--- start of RECORD EXCERPTS ---

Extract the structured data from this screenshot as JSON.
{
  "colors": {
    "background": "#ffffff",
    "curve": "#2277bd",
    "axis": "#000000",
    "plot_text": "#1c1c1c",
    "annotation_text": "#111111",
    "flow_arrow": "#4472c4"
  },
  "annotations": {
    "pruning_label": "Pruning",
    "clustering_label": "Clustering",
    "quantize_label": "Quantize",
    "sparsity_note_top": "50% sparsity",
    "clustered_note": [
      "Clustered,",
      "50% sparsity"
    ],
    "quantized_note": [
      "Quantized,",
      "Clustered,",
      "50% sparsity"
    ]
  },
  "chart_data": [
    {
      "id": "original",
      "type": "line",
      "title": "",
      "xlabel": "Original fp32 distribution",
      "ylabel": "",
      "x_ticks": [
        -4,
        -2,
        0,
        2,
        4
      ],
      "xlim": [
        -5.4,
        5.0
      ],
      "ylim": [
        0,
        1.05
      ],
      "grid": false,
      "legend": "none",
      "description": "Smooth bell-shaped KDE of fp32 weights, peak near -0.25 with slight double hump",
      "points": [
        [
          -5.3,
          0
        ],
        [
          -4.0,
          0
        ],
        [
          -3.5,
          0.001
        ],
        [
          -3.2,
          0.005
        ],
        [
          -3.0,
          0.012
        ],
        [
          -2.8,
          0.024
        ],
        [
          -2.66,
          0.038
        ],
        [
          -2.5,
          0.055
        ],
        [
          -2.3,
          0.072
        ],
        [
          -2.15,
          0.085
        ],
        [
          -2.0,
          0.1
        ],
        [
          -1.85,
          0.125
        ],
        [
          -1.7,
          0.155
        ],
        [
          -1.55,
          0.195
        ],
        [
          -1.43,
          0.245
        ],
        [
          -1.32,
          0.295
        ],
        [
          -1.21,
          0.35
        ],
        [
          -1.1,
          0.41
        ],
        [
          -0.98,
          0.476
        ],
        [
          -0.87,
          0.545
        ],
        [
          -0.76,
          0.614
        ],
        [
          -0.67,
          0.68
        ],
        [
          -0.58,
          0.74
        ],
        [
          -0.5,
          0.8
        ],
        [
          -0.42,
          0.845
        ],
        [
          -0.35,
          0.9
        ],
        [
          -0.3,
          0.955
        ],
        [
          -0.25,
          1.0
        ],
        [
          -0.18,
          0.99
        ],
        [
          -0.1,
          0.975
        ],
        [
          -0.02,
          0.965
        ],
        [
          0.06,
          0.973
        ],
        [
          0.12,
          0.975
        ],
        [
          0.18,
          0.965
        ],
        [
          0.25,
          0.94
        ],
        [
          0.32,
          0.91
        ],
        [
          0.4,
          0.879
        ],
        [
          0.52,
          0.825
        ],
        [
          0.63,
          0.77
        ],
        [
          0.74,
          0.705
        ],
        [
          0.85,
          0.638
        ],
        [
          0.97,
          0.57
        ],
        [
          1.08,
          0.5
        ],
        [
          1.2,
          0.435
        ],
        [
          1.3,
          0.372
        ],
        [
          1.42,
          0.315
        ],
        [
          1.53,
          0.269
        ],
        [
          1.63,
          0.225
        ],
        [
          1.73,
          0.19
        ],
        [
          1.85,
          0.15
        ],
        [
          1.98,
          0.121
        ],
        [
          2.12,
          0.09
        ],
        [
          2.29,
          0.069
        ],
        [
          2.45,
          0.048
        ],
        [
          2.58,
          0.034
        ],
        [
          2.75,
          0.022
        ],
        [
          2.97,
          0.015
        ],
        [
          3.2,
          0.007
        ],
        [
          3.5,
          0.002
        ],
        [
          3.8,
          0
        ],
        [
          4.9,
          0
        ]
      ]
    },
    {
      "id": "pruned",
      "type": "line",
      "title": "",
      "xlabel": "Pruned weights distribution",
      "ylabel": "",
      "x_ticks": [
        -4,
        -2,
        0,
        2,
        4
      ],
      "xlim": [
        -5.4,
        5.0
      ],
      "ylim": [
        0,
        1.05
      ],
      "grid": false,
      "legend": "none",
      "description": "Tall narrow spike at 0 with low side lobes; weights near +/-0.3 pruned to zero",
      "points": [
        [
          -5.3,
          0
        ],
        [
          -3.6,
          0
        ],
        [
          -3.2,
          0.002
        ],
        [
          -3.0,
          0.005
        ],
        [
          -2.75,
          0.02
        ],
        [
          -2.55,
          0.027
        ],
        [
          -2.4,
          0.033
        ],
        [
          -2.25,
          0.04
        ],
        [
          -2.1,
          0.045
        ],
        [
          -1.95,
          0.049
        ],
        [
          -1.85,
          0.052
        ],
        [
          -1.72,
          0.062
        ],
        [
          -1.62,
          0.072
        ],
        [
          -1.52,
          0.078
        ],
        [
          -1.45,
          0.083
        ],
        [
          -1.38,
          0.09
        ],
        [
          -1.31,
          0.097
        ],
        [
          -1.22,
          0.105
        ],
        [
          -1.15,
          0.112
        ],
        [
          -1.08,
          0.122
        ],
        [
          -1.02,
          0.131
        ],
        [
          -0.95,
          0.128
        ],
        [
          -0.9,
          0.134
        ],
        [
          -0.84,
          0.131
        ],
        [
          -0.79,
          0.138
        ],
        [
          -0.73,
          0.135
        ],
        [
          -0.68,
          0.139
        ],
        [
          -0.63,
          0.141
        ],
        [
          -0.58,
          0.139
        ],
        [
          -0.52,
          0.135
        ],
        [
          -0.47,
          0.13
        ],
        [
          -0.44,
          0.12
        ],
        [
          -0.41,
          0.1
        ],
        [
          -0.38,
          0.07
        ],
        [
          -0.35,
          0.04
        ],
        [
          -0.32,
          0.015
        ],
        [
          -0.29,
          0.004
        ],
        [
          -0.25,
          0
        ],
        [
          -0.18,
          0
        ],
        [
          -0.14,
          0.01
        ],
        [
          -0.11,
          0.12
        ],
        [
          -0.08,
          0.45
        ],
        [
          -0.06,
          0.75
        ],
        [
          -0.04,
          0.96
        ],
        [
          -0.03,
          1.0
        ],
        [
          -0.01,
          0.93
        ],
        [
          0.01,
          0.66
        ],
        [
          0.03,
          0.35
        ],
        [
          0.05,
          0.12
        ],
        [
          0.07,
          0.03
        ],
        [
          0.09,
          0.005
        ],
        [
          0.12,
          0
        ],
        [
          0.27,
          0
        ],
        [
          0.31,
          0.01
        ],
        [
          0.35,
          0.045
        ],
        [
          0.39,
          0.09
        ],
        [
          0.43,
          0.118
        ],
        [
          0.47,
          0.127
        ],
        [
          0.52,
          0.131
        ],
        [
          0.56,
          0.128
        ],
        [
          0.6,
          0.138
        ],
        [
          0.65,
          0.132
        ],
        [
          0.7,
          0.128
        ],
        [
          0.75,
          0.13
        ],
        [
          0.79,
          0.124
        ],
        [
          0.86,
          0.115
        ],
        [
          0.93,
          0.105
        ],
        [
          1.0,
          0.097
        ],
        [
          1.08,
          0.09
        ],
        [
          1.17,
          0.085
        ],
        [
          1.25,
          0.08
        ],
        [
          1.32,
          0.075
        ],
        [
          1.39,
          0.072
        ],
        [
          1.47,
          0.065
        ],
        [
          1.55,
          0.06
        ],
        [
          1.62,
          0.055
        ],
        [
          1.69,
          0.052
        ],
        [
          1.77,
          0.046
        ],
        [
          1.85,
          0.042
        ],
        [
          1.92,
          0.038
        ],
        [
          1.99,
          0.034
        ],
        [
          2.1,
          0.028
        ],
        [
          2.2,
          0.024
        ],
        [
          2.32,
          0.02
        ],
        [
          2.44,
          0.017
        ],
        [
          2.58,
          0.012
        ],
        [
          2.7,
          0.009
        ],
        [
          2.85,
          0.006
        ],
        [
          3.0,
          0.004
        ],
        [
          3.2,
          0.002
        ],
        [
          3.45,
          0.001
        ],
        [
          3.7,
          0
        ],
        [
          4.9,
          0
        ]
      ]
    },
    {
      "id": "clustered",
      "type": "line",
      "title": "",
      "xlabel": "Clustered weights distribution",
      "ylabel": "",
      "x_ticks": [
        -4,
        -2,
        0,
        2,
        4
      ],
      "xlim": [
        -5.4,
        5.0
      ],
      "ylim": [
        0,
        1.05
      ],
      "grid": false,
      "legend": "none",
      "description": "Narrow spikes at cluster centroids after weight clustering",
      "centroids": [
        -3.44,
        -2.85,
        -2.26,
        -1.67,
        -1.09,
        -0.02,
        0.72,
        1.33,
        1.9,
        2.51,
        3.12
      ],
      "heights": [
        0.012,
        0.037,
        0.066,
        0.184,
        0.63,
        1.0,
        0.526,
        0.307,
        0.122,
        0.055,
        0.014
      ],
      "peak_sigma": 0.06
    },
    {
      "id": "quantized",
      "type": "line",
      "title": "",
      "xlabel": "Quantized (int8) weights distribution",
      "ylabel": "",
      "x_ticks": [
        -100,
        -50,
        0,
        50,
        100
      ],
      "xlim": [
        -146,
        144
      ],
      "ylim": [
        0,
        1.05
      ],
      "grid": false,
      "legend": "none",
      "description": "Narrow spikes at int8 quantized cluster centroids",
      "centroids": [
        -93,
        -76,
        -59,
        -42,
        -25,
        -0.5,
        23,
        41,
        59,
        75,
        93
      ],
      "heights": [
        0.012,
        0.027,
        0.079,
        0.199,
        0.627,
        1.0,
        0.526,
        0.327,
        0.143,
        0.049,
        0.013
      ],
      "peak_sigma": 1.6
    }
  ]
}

--- end of RECORD EXCERPTS ---

* **TASK GOAL**:
Collect the lines of the data that carry the word "spikes".

* **SOLUTION TO THE EXERCISE**:
      "description": "Narrow spikes at cluster centroids after weight clustering",
      "description": "Narrow spikes at int8 quantized cluster centroids",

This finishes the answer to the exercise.